(Entries with figure data)
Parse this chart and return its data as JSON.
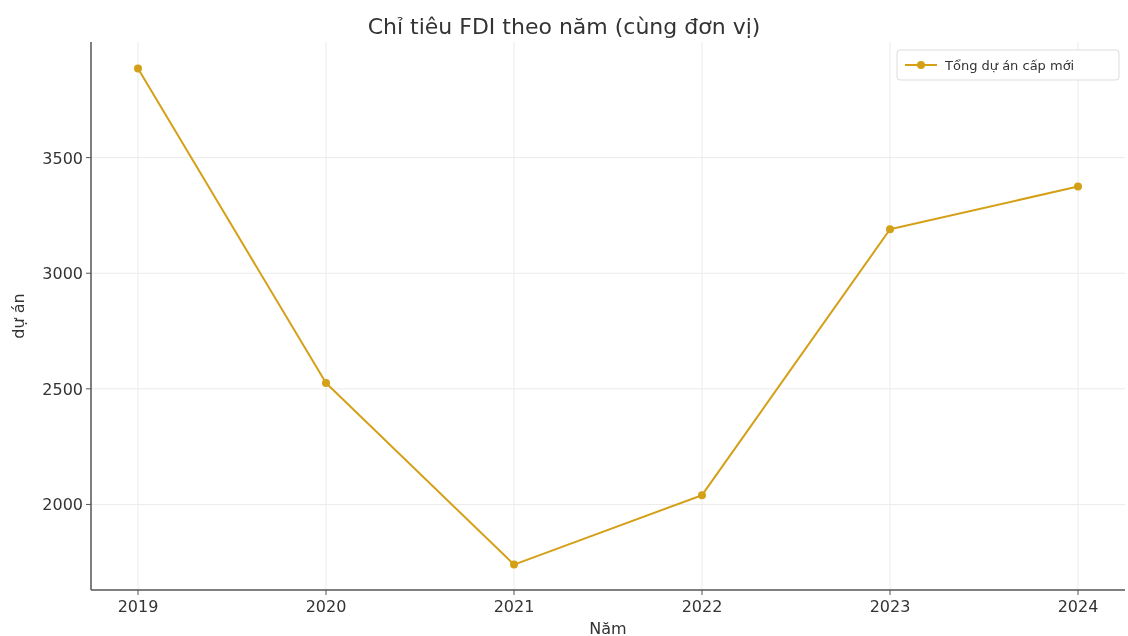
{
  "chart_data": {
    "type": "line",
    "title": "Chỉ tiêu FDI theo năm (cùng đơn vị)",
    "xlabel": "Năm",
    "ylabel": "dự án",
    "x": [
      2019,
      2020,
      2021,
      2022,
      2023,
      2024
    ],
    "series": [
      {
        "name": "Tổng dự án cấp mới",
        "color": "#d4a017",
        "values": [
          3885,
          2525,
          1740,
          2040,
          3190,
          3375
        ]
      }
    ],
    "xlim": [
      2018.75,
      2024.25
    ],
    "xticks": [
      2019,
      2020,
      2021,
      2022,
      2023,
      2024
    ],
    "ylim": [
      1630,
      4000
    ],
    "yticks": [
      2000,
      2500,
      3000,
      3500
    ],
    "grid": true,
    "legend": "top right",
    "marker": "circle",
    "line_style": "solid"
  }
}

• OBJECTIVE:
Return the listing above word for word, with the pictures removed.

• FULL RESPONSE:
Parse this chart and return its data as JSON.
{
  "chart_data": {
    "type": "line",
    "title": "Chỉ tiêu FDI theo năm (cùng đơn vị)",
    "xlabel": "Năm",
    "ylabel": "dự án",
    "x": [
      2019,
      2020,
      2021,
      2022,
      2023,
      2024
    ],
    "series": [
      {
        "name": "Tổng dự án cấp mới",
        "color": "#d4a017",
        "values": [
          3885,
          2525,
          1740,
          2040,
          3190,
          3375
        ]
      }
    ],
    "xlim": [
      2018.75,
      2024.25
    ],
    "xticks": [
      2019,
      2020,
      2021,
      2022,
      2023,
      2024
    ],
    "ylim": [
      1630,
      4000
    ],
    "yticks": [
      2000,
      2500,
      3000,
      3500
    ],
    "grid": true,
    "legend": "top right",
    "marker": "circle",
    "line_style": "solid"
  }
}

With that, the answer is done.